**The request**
Count the lines below that contain the word "date", and give only that number.

**Supplied entries**
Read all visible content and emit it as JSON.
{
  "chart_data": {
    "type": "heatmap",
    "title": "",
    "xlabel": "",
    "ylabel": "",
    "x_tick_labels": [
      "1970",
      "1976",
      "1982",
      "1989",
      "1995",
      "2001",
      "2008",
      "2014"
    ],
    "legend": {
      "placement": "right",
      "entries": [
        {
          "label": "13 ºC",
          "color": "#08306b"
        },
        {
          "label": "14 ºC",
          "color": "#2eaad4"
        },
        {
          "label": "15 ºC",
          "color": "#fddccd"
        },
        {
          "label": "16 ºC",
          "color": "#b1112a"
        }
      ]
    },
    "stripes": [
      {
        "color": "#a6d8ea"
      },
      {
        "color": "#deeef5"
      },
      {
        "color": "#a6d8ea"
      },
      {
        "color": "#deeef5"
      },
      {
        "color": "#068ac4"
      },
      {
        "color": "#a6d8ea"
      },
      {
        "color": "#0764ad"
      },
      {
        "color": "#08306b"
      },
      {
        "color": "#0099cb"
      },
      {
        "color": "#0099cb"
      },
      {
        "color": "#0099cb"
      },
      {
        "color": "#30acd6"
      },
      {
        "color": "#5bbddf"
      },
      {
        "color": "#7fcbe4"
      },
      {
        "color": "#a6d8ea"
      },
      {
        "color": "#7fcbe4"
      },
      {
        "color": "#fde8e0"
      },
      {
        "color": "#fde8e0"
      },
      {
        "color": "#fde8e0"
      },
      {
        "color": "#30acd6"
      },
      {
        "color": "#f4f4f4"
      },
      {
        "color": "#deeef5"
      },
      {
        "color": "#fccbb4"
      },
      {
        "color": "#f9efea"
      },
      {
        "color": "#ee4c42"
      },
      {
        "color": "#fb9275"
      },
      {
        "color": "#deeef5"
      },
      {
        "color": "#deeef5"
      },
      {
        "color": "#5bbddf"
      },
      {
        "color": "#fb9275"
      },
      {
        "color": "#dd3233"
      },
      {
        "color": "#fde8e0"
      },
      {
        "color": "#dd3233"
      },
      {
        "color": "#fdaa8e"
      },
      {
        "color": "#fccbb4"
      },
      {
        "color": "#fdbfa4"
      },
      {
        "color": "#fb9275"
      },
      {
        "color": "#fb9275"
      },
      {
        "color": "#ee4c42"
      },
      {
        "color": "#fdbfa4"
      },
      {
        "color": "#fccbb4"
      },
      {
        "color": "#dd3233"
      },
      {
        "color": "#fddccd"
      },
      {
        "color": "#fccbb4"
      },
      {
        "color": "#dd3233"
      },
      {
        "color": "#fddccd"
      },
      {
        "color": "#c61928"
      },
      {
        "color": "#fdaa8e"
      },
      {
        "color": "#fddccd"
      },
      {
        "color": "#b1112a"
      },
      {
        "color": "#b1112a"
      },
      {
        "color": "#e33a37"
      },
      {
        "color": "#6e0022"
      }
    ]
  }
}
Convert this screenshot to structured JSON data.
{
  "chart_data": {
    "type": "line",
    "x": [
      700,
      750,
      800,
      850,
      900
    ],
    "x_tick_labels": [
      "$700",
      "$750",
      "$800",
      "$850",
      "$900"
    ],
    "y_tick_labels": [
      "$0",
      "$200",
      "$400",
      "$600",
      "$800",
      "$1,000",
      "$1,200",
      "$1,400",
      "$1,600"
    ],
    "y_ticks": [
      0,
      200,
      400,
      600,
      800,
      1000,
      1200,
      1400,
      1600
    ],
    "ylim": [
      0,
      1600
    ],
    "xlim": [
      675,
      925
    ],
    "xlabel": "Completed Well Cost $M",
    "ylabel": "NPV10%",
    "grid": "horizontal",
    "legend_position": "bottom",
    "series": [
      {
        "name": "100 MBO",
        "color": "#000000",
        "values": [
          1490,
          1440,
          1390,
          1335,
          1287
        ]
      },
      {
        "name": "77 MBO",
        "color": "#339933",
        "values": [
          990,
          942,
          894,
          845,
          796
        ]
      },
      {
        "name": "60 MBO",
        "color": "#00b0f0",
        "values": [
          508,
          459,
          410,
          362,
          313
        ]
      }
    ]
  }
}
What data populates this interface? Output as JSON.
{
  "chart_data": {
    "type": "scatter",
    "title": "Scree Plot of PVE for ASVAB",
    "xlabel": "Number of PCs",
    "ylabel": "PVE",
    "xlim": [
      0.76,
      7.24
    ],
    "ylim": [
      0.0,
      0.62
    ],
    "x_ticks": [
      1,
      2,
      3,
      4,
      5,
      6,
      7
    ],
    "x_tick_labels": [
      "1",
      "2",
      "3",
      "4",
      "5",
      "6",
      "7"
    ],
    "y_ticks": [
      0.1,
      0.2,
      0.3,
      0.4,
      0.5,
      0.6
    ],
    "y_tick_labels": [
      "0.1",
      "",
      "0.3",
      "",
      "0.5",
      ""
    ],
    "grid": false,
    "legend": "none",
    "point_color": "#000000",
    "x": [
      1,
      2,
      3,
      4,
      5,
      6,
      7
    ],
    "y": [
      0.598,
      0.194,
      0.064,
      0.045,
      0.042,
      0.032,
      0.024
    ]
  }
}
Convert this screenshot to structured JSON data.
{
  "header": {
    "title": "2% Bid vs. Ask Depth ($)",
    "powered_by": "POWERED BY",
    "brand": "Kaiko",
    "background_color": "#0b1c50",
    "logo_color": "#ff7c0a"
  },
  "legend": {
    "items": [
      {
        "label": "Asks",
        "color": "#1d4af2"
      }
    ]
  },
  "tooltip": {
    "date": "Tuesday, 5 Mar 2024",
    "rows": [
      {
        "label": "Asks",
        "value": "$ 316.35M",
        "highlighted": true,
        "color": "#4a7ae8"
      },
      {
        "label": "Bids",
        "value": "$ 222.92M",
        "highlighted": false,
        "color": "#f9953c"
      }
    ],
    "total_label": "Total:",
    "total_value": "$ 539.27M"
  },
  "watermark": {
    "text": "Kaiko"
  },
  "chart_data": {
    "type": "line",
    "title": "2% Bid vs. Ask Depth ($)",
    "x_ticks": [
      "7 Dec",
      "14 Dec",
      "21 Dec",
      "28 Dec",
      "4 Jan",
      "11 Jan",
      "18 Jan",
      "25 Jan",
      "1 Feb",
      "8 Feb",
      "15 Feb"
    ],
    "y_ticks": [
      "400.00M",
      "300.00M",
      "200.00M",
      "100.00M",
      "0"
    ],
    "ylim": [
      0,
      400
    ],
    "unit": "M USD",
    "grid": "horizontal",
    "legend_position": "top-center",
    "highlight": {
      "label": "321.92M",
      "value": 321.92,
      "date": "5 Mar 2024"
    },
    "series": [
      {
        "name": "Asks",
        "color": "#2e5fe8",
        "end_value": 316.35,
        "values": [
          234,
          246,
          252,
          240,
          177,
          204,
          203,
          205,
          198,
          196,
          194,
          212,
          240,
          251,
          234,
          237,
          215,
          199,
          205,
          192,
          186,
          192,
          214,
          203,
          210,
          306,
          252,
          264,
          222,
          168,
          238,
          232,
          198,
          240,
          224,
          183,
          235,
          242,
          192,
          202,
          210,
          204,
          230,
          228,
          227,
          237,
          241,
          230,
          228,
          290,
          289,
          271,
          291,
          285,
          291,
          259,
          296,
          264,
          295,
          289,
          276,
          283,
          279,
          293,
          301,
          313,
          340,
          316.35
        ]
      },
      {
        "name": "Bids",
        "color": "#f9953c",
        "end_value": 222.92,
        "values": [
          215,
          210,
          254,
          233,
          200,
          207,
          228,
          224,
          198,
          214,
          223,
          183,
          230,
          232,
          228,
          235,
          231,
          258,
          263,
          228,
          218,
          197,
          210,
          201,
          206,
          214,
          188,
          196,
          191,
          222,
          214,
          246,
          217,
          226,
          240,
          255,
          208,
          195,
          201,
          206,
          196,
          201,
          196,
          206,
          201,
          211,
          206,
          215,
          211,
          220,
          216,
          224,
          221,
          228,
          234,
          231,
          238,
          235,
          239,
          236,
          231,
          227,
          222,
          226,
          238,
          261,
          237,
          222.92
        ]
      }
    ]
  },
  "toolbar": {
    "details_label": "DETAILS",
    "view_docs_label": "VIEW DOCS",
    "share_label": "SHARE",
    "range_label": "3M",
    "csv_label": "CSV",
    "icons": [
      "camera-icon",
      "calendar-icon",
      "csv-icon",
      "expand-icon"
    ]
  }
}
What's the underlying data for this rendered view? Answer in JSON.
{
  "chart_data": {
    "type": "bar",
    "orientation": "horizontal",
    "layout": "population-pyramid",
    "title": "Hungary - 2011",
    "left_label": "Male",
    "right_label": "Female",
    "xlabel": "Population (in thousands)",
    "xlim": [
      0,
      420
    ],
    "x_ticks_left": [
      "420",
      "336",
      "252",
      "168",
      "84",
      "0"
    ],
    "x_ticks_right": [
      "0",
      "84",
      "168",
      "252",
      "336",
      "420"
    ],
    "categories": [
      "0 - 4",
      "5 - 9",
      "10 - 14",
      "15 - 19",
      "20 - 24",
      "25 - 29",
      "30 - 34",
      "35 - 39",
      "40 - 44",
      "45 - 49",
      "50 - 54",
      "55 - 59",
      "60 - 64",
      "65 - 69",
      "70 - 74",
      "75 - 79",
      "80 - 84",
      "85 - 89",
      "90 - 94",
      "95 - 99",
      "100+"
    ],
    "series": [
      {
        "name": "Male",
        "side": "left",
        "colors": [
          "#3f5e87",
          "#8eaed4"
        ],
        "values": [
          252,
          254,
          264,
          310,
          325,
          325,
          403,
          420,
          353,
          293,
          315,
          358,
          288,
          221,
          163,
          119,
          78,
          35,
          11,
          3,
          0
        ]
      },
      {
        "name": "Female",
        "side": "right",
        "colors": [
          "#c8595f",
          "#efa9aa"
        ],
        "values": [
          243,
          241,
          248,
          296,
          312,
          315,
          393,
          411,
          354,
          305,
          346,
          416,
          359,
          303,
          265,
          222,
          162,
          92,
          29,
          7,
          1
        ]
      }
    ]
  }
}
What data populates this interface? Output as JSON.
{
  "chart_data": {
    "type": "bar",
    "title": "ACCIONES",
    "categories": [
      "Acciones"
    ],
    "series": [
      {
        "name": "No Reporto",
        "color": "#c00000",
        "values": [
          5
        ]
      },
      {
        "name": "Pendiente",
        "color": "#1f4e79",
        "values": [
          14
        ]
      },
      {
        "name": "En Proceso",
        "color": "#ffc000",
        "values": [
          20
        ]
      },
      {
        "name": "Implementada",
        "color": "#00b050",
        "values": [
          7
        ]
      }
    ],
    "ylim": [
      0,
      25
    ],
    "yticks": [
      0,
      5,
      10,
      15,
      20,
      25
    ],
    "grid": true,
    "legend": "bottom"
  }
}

**Result below**
2